Supplied records:
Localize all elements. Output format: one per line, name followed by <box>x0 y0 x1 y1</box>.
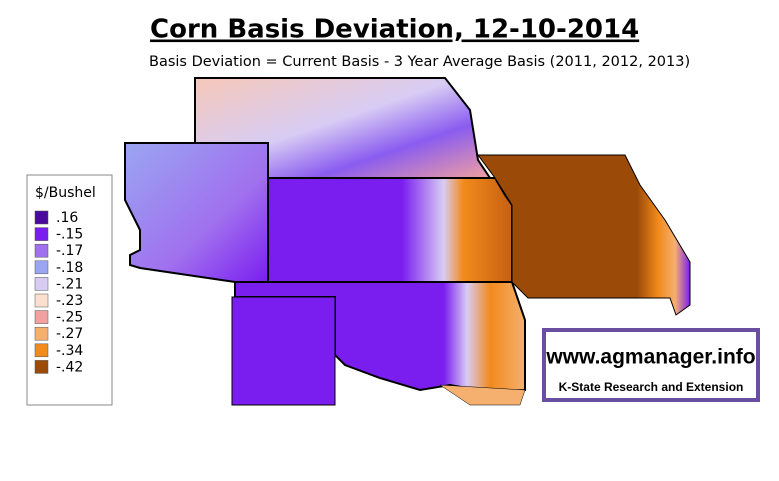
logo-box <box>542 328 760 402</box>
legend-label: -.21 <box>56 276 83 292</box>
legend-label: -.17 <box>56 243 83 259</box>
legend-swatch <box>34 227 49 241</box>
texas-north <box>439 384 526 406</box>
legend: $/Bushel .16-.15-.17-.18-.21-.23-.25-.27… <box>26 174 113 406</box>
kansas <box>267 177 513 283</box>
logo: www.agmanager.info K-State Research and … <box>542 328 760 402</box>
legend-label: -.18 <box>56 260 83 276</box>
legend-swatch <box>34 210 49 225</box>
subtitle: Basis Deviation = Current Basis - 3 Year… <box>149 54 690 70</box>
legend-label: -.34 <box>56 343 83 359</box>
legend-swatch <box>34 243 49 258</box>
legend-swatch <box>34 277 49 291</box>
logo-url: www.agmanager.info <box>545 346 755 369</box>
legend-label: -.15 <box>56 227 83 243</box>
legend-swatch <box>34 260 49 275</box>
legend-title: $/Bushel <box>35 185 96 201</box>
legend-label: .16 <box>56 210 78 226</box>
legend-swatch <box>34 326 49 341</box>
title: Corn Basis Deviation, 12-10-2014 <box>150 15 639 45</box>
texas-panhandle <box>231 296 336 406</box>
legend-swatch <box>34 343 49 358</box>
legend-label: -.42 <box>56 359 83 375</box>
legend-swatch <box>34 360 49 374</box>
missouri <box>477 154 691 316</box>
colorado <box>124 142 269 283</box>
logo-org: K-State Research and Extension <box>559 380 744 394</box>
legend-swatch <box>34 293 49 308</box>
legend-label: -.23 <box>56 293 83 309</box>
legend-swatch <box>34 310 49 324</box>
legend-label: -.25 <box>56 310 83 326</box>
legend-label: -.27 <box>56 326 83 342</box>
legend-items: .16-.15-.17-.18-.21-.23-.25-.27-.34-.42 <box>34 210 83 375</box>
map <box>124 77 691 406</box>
--
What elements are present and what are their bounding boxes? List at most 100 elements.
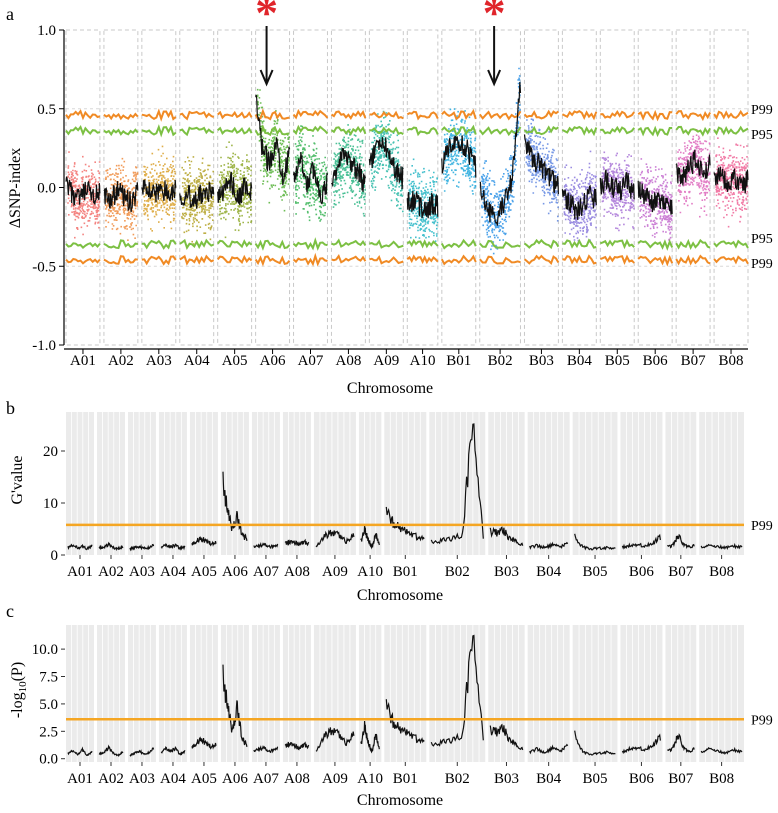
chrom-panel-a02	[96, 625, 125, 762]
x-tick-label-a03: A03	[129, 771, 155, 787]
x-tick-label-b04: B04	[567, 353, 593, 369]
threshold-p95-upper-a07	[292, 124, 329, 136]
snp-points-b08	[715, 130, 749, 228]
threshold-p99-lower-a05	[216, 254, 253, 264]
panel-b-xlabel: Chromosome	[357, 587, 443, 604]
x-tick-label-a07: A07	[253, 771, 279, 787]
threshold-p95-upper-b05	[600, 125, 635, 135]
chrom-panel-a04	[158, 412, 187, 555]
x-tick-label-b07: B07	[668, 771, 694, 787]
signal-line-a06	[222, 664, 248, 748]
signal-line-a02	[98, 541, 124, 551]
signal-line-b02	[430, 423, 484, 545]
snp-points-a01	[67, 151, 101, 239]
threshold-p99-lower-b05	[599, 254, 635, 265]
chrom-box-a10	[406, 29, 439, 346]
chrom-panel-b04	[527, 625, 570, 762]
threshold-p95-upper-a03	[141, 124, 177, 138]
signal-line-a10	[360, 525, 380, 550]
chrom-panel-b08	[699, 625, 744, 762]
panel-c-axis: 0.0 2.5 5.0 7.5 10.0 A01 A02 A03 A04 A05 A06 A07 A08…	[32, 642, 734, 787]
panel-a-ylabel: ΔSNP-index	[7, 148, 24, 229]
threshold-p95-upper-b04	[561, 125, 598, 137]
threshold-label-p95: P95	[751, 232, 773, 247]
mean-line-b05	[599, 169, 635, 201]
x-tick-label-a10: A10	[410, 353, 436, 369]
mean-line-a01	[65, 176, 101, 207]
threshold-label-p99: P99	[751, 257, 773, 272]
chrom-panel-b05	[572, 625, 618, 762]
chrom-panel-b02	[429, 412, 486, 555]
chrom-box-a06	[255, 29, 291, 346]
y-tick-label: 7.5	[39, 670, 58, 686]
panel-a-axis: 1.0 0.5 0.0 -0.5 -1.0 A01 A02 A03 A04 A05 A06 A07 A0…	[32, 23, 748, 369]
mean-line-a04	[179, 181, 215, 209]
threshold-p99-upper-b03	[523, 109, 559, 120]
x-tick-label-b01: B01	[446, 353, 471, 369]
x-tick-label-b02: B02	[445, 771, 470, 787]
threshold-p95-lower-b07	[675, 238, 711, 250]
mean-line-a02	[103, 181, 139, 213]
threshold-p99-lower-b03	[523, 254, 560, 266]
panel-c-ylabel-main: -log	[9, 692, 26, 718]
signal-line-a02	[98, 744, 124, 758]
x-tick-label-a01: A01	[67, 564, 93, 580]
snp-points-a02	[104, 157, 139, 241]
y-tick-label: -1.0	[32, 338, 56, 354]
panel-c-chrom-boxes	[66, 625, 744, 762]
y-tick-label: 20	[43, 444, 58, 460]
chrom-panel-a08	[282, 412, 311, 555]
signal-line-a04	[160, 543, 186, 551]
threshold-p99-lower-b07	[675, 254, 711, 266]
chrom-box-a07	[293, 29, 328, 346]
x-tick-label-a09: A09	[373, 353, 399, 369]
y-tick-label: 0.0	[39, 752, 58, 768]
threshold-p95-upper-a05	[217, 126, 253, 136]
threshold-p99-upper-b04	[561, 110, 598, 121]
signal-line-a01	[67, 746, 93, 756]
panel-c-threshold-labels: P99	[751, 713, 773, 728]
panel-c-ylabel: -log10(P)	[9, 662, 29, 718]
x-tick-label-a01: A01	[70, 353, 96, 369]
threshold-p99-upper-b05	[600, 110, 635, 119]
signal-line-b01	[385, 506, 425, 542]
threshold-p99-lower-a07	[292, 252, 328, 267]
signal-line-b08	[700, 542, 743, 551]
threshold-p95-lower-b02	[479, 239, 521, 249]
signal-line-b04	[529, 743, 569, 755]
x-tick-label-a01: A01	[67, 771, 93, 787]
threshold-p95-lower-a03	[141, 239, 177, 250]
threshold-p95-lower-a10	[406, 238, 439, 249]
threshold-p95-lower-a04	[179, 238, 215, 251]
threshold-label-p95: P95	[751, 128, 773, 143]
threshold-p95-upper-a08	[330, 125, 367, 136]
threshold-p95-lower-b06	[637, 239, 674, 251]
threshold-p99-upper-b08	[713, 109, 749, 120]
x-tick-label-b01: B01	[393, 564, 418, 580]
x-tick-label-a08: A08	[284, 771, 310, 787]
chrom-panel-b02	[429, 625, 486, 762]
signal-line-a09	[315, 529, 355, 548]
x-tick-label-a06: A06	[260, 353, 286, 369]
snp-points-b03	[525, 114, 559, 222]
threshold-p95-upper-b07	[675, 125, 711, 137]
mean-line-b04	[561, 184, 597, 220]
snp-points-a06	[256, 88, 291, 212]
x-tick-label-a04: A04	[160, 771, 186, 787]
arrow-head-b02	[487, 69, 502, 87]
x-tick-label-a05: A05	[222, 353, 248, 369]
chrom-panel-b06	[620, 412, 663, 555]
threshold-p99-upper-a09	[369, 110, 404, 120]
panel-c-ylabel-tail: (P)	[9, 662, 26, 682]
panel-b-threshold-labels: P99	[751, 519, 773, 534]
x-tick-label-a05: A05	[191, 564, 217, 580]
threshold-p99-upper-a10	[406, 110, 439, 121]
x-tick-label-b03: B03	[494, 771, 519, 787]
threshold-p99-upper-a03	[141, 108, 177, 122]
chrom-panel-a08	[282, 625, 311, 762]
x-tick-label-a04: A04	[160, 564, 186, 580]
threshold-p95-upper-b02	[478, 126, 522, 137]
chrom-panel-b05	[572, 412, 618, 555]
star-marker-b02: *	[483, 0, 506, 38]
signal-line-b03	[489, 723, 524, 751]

Written request:
Recast the listing lines between the one holding "625, 125, 762]" and the one holding "176, 101, 207]", inclusive, as a Markdown table with the columns Row and Line. Number each row and leave out any blank lines.

Written response:
| Row | Line |
|---|---|
| 1 | chrom-panel-a02	[96, 625, 125, 762] |
| 2 | x-tick-label-a03: A03	[129, 771, 155, 787] |
| 3 | x-tick-label-b04: B04	[567, 353, 593, 369] |
| 4 | threshold-p95-upper-a07	[292, 124, 329, 136] |
| 5 | snp-points-b08	[715, 130, 749, 228] |
| 6 | threshold-p99-lower-a05	[216, 254, 253, 264] |
| 7 | panel-b-xlabel: Chromosome	[357, 587, 443, 604] |
| 8 | x-tick-label-a07: A07	[253, 771, 279, 787] |
| 9 | threshold-p95-upper-b05	[600, 125, 635, 135] |
| 10 | chrom-panel-a04	[158, 412, 187, 555] |
| 11 | x-tick-label-b07: B07	[668, 771, 694, 787] |
| 12 | signal-line-a06	[222, 664, 248, 748] |
| 13 | signal-line-a02	[98, 541, 124, 551] |
| 14 | signal-line-b02	[430, 423, 484, 545] |
| 15 | snp-points-a01	[67, 151, 101, 239] |
| 16 | threshold-p99-lower-b05	[599, 254, 635, 265] |
| 17 | chrom-box-a10	[406, 29, 439, 346] |
| 18 | chrom-panel-b04	[527, 625, 570, 762] |
| 19 | threshold-p95-upper-a03	[141, 124, 177, 138] |
| 20 | signal-line-a10	[360, 525, 380, 550] |
| 21 | chrom-panel-b08	[699, 625, 744, 762] |
| 22 | panel-c-axis: 0.0 2.5 5.0 7.5 10.0 A01 A02 A03 A04 A05 A06 A07 A08…	[32, 642, 734, 787] |
| 23 | panel-a-ylabel: ΔSNP-index	[7, 148, 24, 229] |
| 24 | threshold-p95-upper-b04	[561, 125, 598, 137] |
| 25 | threshold-label-p95: P95	[751, 232, 773, 247] |
| 26 | mean-line-b05	[599, 169, 635, 201] |
| 27 | x-tick-label-a10: A10	[410, 353, 436, 369] |
| 28 | mean-line-a01	[65, 176, 101, 207] |